**Task goal**. Quote the entries in full, character for character, without their images.

**Supplied material**.

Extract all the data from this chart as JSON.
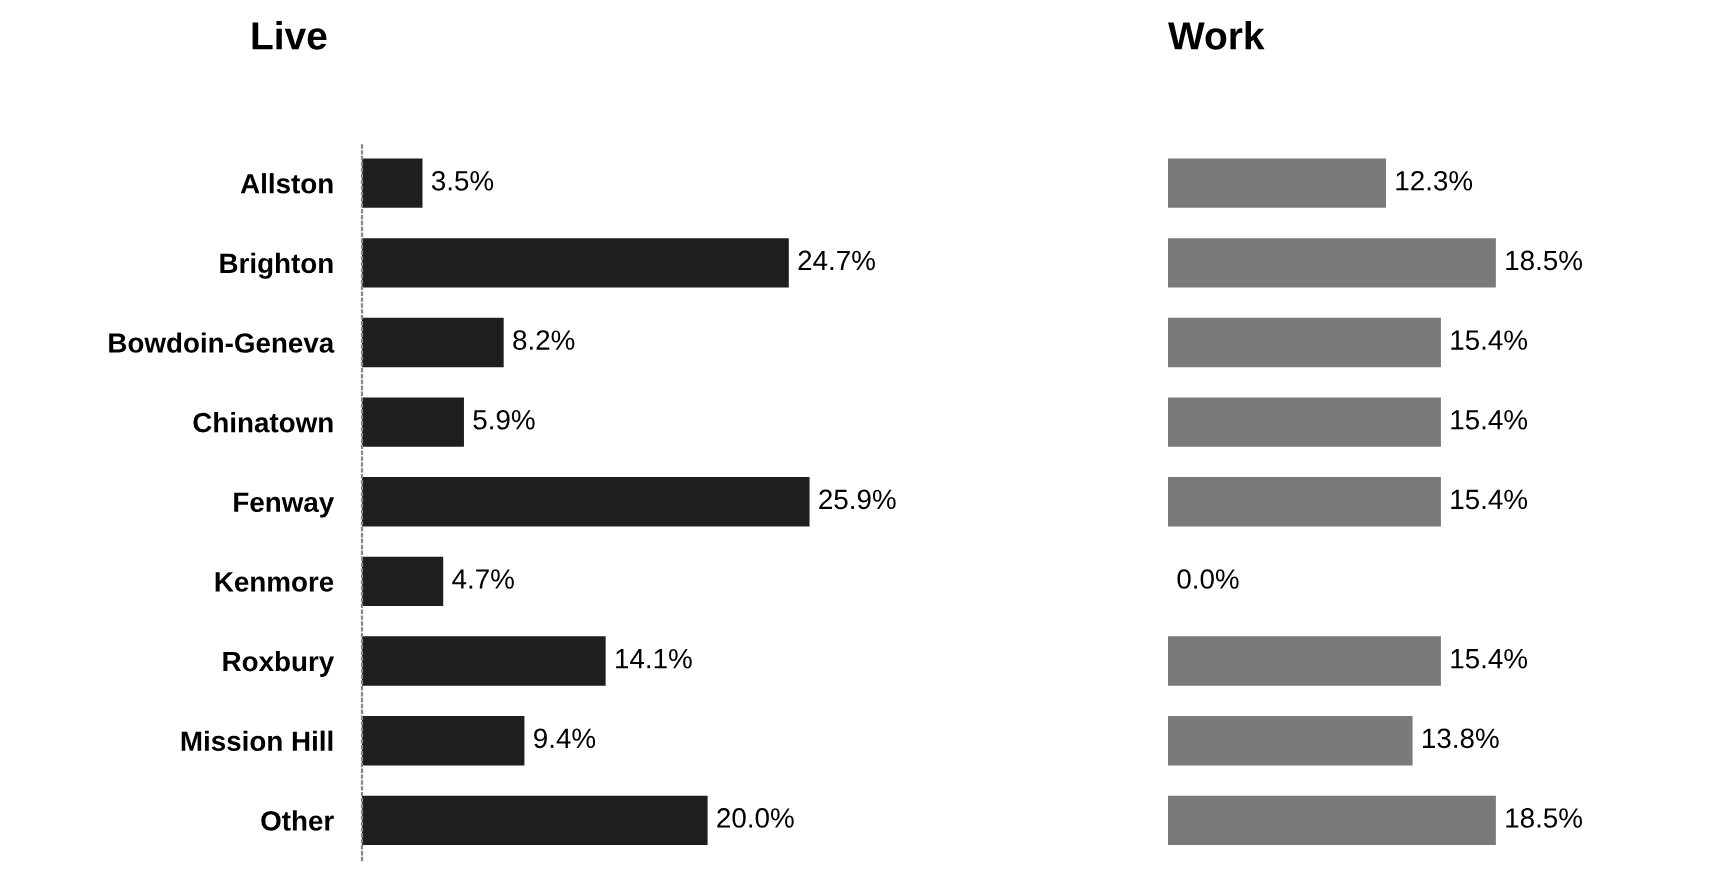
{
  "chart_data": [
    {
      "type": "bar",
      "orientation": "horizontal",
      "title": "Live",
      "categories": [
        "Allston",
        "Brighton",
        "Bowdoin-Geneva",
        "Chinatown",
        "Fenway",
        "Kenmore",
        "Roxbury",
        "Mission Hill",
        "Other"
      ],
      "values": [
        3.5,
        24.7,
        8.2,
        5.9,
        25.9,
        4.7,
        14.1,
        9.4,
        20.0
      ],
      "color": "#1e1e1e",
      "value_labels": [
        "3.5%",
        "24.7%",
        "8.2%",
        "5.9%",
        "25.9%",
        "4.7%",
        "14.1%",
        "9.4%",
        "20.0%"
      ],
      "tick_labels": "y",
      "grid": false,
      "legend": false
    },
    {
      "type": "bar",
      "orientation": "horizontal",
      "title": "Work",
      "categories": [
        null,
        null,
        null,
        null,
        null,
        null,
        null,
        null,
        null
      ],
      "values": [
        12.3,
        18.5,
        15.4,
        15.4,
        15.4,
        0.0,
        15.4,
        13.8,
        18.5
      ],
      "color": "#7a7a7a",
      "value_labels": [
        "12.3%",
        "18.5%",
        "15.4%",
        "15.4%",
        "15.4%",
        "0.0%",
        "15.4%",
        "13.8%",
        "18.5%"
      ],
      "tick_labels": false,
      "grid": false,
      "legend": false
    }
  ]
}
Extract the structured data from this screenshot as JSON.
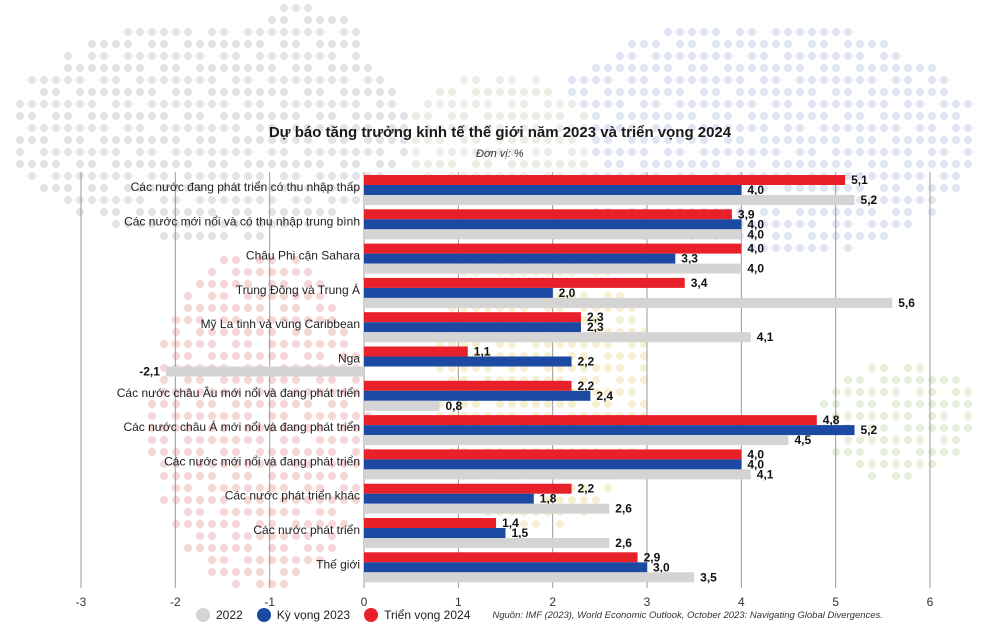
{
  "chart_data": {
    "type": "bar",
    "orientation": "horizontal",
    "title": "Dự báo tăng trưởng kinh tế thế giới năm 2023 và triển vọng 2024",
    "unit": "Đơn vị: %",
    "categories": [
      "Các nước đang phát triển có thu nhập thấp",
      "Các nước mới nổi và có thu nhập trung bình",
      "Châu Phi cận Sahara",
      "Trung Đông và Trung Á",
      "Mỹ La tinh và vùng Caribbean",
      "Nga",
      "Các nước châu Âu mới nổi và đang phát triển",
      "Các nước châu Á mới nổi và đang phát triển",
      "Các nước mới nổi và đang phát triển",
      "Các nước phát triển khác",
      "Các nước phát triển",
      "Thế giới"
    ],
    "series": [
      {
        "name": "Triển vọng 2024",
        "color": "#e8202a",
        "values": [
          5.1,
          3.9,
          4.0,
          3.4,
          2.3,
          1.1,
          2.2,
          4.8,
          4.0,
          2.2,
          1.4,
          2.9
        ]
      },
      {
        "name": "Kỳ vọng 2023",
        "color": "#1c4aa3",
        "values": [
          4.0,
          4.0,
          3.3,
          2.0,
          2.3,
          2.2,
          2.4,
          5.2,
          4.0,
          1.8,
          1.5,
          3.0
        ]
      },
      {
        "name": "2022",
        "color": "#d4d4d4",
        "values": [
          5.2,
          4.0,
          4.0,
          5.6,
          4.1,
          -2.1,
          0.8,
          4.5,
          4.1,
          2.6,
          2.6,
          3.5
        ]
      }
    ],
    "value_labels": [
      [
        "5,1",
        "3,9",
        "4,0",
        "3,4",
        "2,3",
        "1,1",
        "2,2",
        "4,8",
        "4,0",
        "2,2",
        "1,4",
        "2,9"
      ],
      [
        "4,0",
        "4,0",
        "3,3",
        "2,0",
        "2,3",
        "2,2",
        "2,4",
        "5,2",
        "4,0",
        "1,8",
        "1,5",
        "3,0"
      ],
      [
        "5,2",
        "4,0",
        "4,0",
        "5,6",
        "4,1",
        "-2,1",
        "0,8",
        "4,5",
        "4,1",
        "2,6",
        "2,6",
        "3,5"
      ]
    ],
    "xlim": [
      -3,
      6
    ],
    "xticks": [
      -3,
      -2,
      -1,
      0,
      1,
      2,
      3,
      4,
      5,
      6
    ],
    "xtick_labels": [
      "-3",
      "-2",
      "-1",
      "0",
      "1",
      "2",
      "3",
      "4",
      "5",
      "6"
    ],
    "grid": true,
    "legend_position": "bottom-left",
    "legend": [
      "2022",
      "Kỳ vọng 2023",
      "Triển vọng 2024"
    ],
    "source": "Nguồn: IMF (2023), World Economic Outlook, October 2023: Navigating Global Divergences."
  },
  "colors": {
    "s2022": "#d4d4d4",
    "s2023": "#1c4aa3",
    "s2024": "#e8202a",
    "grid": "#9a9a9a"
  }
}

**Result for this exercise**.
Extract all the data from this chart as JSON.
{
  "chart_data": [
    {
      "type": "bar",
      "orientation": "horizontal",
      "title": "Live",
      "categories": [
        "Allston",
        "Brighton",
        "Bowdoin-Geneva",
        "Chinatown",
        "Fenway",
        "Kenmore",
        "Roxbury",
        "Mission Hill",
        "Other"
      ],
      "values": [
        3.5,
        24.7,
        8.2,
        5.9,
        25.9,
        4.7,
        14.1,
        9.4,
        20.0
      ],
      "color": "#1e1e1e",
      "value_labels": [
        "3.5%",
        "24.7%",
        "8.2%",
        "5.9%",
        "25.9%",
        "4.7%",
        "14.1%",
        "9.4%",
        "20.0%"
      ],
      "tick_labels": "y",
      "grid": false,
      "legend": false
    },
    {
      "type": "bar",
      "orientation": "horizontal",
      "title": "Work",
      "categories": [
        null,
        null,
        null,
        null,
        null,
        null,
        null,
        null,
        null
      ],
      "values": [
        12.3,
        18.5,
        15.4,
        15.4,
        15.4,
        0.0,
        15.4,
        13.8,
        18.5
      ],
      "color": "#7a7a7a",
      "value_labels": [
        "12.3%",
        "18.5%",
        "15.4%",
        "15.4%",
        "15.4%",
        "0.0%",
        "15.4%",
        "13.8%",
        "18.5%"
      ],
      "tick_labels": false,
      "grid": false,
      "legend": false
    }
  ]
}
Extract the structured data from this screenshot as JSON.
{
  "chart_data": {
    "type": "bar",
    "orientation": "horizontal",
    "title": "Dự báo tăng trưởng kinh tế thế giới năm 2023 và triển vọng 2024",
    "unit": "Đơn vị: %",
    "categories": [
      "Các nước đang phát triển có thu nhập thấp",
      "Các nước mới nổi và có thu nhập trung bình",
      "Châu Phi cận Sahara",
      "Trung Đông và Trung Á",
      "Mỹ La tinh và vùng Caribbean",
      "Nga",
      "Các nước châu Âu mới nổi và đang phát triển",
      "Các nước châu Á mới nổi và đang phát triển",
      "Các nước mới nổi và đang phát triển",
      "Các nước phát triển khác",
      "Các nước phát triển",
      "Thế giới"
    ],
    "series": [
      {
        "name": "Triển vọng 2024",
        "color": "#e8202a",
        "values": [
          5.1,
          3.9,
          4.0,
          3.4,
          2.3,
          1.1,
          2.2,
          4.8,
          4.0,
          2.2,
          1.4,
          2.9
        ]
      },
      {
        "name": "Kỳ vọng 2023",
        "color": "#1c4aa3",
        "values": [
          4.0,
          4.0,
          3.3,
          2.0,
          2.3,
          2.2,
          2.4,
          5.2,
          4.0,
          1.8,
          1.5,
          3.0
        ]
      },
      {
        "name": "2022",
        "color": "#d4d4d4",
        "values": [
          5.2,
          4.0,
          4.0,
          5.6,
          4.1,
          -2.1,
          0.8,
          4.5,
          4.1,
          2.6,
          2.6,
          3.5
        ]
      }
    ],
    "value_labels": [
      [
        "5,1",
        "3,9",
        "4,0",
        "3,4",
        "2,3",
        "1,1",
        "2,2",
        "4,8",
        "4,0",
        "2,2",
        "1,4",
        "2,9"
      ],
      [
        "4,0",
        "4,0",
        "3,3",
        "2,0",
        "2,3",
        "2,2",
        "2,4",
        "5,2",
        "4,0",
        "1,8",
        "1,5",
        "3,0"
      ],
      [
        "5,2",
        "4,0",
        "4,0",
        "5,6",
        "4,1",
        "-2,1",
        "0,8",
        "4,5",
        "4,1",
        "2,6",
        "2,6",
        "3,5"
      ]
    ],
    "xlim": [
      -3,
      6
    ],
    "xticks": [
      -3,
      -2,
      -1,
      0,
      1,
      2,
      3,
      4,
      5,
      6
    ],
    "xtick_labels": [
      "-3",
      "-2",
      "-1",
      "0",
      "1",
      "2",
      "3",
      "4",
      "5",
      "6"
    ],
    "grid": true,
    "legend_position": "bottom-left",
    "legend": [
      "2022",
      "Kỳ vọng 2023",
      "Triển vọng 2024"
    ],
    "source": "Nguồn: IMF (2023), World Economic Outlook, October 2023: Navigating Global Divergences."
  },
  "colors": {
    "s2022": "#d4d4d4",
    "s2023": "#1c4aa3",
    "s2024": "#e8202a",
    "grid": "#9a9a9a"
  }
}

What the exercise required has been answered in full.